### EXERCISE A
Reproduce the passage on Frege from "Frege took it" to "his famous paradox." word for word.
### EXERCISE B
In the passage on Frege, what two things did Frege use to define numbers?

═══ SUPPLIED TEXT

To Frege, the aforementioned argument dismantled Aristotle's view. He also disagreed with Kant's intuition theory of mathematics, stating that arithmetic can be known from logic alone. With these prominent disagreements, he sought a new way of conceptualizing number and mathematics, based on logic. This initiated a whole movement in mathematics named logicism. Frege began by asking: 
What is number? Define it without using any sort of circular definition (i.e. including the word number, quantity, etc) 
Frege defined numbers using concepts and extensions. A concept is any idea you can think of, and an extension would be the set of all things belonging to the concept. A concept might be books, and the extension is the set of all books. Numbers are then extensions of concepts, with each concept assigned a sort of "extension number." For example, all things made of three objects would have extension number three. Similar on the surface to previous mathematical philosophy, but yet very different. 
Frege took it as an axiom that each concept had a corresponding extension (even if it was empty, i.e. a square circle is a concept with an extension that is the empty set). This would become the general comprehension principle, which states that the number of concepts is identical to that of extensions. This sounds pretty reasonable, right? Not so quick.

The Tragic Story of a Genius 

Just as Frege published his work, Russel sent a letter to him stating that even though he agrees with him on quite a lot, he has just one difficulty: that which will later become his famous paradox. 
Frege crumbled after this. His whole life's work seems to be futile now. He was so crushed he had a mental breakdown which took him to the hospital. However, Frege later took this incredibly well. He hurried to make an appendix noting of Russel's note, describing it as well as the fact that its implications are not quite clear as of the moment. Eventually, Frege would have to give up many of his ideas on the foundations of mathematics. In writing about Frege's handling of the paradox, Russel wrote: 
As I think about acts of integrity and grace, I realise that there is nothing in my knowledge to compare with Frege's dedication to truth. His entire life's work was on the verge of completion, much of his work had been ignored to the benefit of men infinitely less capable, his second volume was about to be published, and upon finding that his fundamental assumption was in error, he responded with intellectual pleasure clearly submerging any feelings of personal disappointment. It was almost superhuman and a telling indication of that of which men are capable if their dedication is to creative work and knowledge instead of cruder efforts to dominate and be known.

══════
═══ DATA RECORDS

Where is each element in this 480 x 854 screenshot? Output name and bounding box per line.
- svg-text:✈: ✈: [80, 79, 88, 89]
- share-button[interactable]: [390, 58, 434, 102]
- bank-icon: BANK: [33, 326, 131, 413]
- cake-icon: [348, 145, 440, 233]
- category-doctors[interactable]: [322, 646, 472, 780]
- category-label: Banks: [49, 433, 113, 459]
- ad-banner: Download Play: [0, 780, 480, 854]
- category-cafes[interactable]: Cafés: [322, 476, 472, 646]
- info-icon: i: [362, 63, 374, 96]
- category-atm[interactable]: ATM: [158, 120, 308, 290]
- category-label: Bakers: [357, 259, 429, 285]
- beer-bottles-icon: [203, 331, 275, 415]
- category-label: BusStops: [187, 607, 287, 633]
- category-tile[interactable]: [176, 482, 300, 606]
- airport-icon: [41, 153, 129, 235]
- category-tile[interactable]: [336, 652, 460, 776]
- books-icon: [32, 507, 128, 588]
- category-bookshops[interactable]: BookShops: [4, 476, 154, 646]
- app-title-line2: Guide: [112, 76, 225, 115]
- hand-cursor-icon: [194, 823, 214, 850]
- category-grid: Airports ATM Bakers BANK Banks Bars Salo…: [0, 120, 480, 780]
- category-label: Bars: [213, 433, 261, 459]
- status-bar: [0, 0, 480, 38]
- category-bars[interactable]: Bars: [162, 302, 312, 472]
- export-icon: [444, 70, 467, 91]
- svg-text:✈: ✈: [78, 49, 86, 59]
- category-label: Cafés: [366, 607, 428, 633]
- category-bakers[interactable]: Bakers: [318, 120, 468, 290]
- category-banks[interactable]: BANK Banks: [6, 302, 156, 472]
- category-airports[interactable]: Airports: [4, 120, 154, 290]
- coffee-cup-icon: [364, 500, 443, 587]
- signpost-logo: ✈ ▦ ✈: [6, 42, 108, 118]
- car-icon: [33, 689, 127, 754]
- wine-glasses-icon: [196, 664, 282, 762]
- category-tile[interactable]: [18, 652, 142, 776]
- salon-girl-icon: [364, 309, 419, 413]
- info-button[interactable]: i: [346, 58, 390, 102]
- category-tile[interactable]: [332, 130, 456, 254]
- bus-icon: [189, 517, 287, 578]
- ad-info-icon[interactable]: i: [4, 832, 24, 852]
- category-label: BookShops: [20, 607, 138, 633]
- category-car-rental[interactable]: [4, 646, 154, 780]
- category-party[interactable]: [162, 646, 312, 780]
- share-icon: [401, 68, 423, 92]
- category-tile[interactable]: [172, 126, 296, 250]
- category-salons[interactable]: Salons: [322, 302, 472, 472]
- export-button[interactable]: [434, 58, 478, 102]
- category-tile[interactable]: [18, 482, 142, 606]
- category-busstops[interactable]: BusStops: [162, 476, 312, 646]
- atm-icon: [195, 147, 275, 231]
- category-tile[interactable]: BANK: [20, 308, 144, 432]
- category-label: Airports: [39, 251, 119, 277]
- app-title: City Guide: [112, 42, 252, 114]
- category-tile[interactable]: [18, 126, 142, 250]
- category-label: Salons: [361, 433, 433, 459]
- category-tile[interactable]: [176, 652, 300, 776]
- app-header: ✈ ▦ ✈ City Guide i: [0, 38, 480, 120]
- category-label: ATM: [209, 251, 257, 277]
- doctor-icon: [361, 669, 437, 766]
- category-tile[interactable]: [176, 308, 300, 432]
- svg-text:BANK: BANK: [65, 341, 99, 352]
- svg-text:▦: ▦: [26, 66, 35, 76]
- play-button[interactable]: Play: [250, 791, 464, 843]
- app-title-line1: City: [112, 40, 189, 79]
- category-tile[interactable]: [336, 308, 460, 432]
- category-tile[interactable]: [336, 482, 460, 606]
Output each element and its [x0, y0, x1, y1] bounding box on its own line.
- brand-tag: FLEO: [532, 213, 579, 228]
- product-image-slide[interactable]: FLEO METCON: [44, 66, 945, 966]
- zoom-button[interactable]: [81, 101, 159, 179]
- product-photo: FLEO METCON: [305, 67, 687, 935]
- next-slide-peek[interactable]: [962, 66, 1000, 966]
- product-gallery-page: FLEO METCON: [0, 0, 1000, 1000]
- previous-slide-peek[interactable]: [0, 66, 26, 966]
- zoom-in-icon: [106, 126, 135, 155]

══════

### FINAL ANSWER A
Frege took it as an axiom that each concept had a corresponding extension (even if it was empty, i.e. a square circle is a concept with an extension that is the empty set). This would become the general comprehension principle, which states that the number of concepts is identical to that of extensions. This sounds pretty reasonable, right? Not so quick.

The Tragic Story of a Genius 

Just as Frege published his work, Russel sent a letter to him stating that even though he agrees with him on quite a lot, he has just one difficulty: that which will later become his famous paradox.

### FINAL ANSWER B
Concepts and extensions.